## begin Provided data

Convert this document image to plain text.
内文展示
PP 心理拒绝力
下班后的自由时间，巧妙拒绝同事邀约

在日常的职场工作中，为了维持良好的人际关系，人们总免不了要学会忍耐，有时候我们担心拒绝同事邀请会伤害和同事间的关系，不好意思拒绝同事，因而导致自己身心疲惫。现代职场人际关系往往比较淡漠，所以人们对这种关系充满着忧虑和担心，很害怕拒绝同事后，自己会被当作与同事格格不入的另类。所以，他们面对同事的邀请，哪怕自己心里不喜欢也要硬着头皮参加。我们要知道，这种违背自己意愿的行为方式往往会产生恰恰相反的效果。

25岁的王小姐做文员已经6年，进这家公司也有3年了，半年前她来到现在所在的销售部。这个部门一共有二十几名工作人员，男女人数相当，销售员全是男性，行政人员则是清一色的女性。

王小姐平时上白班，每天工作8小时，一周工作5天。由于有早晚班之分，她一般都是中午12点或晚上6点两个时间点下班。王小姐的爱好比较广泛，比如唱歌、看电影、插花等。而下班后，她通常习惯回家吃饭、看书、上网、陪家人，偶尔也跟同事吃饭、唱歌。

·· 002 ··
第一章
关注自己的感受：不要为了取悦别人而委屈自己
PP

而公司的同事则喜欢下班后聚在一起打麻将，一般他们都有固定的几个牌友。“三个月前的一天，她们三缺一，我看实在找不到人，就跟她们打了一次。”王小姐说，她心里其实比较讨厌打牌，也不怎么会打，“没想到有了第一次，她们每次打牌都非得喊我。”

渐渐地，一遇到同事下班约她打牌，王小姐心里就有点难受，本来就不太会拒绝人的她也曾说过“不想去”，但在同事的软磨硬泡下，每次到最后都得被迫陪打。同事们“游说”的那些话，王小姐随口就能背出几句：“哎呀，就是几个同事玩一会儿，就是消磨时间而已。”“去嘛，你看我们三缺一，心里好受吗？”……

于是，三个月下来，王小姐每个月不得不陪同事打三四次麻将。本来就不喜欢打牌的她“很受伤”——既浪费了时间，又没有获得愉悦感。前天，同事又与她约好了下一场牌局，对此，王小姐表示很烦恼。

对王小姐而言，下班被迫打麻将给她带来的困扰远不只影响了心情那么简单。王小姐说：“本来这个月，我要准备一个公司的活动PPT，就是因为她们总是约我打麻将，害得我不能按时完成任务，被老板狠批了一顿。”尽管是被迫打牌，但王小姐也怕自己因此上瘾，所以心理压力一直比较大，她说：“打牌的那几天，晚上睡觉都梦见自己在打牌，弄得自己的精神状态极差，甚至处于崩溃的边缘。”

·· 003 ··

## end Provided data

Problem statement
In the entries above, identify every line with the word "王小姐说". Copy those lines.

Finished exercise
而公司的同事则喜欢下班后聚在一起打麻将，一般他们都有固定的几个牌友。“三个月前的一天，她们三缺一，我看实在找不到人，就跟她们打了一次。”王小姐说，她心里其实比较讨厌打牌，也不怎么会打，“没想到有了第一次，她们每次打牌都非得喊我。”
对王小姐而言，下班被迫打麻将给她带来的困扰远不只影响了心情那么简单。王小姐说：“本来这个月，我要准备一个公司的活动PPT，就是因为她们总是约我打麻将，害得我不能按时完成任务，被老板狠批了一顿。”尽管是被迫打牌，但王小姐也怕自己因此上瘾，所以心理压力一直比较大，她说：“打牌的那几天，晚上睡觉都梦见自己在打牌，弄得自己的精神状态极差，甚至处于崩溃的边缘。”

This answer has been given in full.